• [Exercise aim]: Scan the entries below and report only how many lines contain "Health".

• [Task data]:

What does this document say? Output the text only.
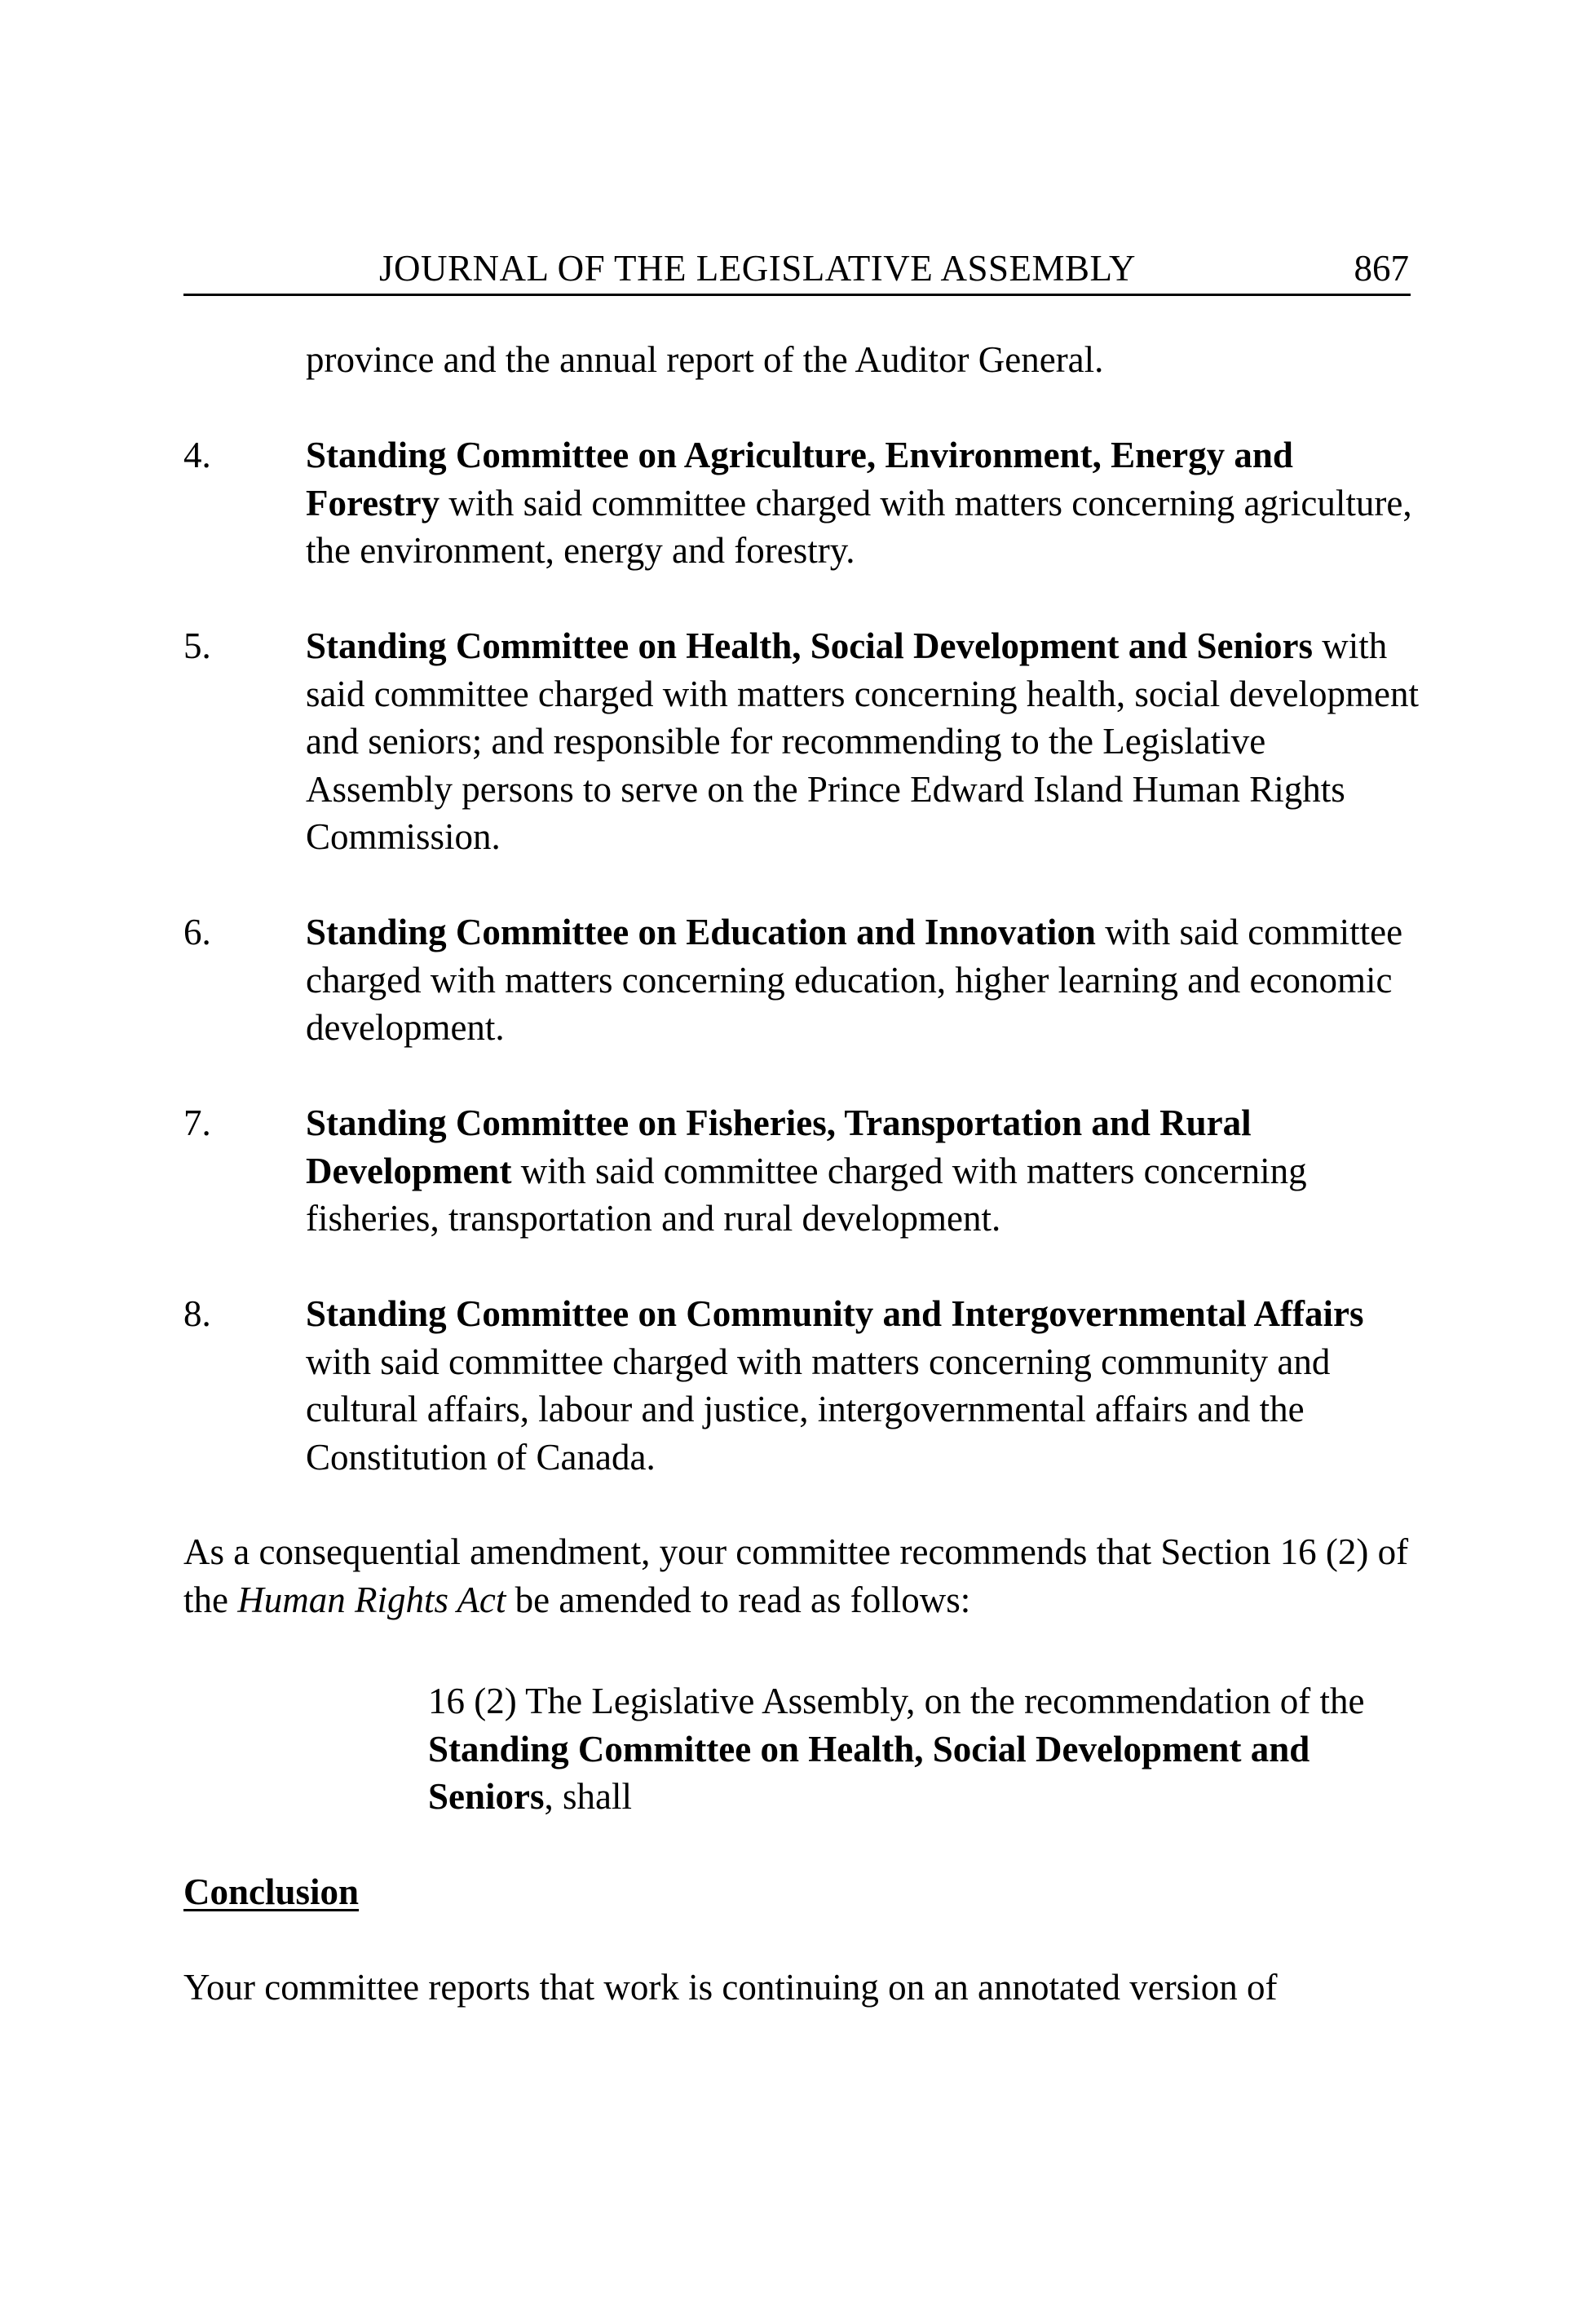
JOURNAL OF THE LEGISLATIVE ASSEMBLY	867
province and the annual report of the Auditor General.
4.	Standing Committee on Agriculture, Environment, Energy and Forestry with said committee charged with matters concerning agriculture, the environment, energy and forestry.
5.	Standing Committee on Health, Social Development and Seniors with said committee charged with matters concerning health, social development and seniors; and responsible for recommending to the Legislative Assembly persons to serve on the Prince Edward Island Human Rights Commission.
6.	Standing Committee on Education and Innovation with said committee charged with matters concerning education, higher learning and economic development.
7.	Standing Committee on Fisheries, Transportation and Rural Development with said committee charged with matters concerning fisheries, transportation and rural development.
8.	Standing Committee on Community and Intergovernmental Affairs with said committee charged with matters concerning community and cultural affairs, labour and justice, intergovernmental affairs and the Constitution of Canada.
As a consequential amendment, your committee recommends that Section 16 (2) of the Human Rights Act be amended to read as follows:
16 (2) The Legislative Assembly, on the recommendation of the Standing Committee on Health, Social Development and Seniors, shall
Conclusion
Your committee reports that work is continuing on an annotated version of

• [Solution to the problem]: 2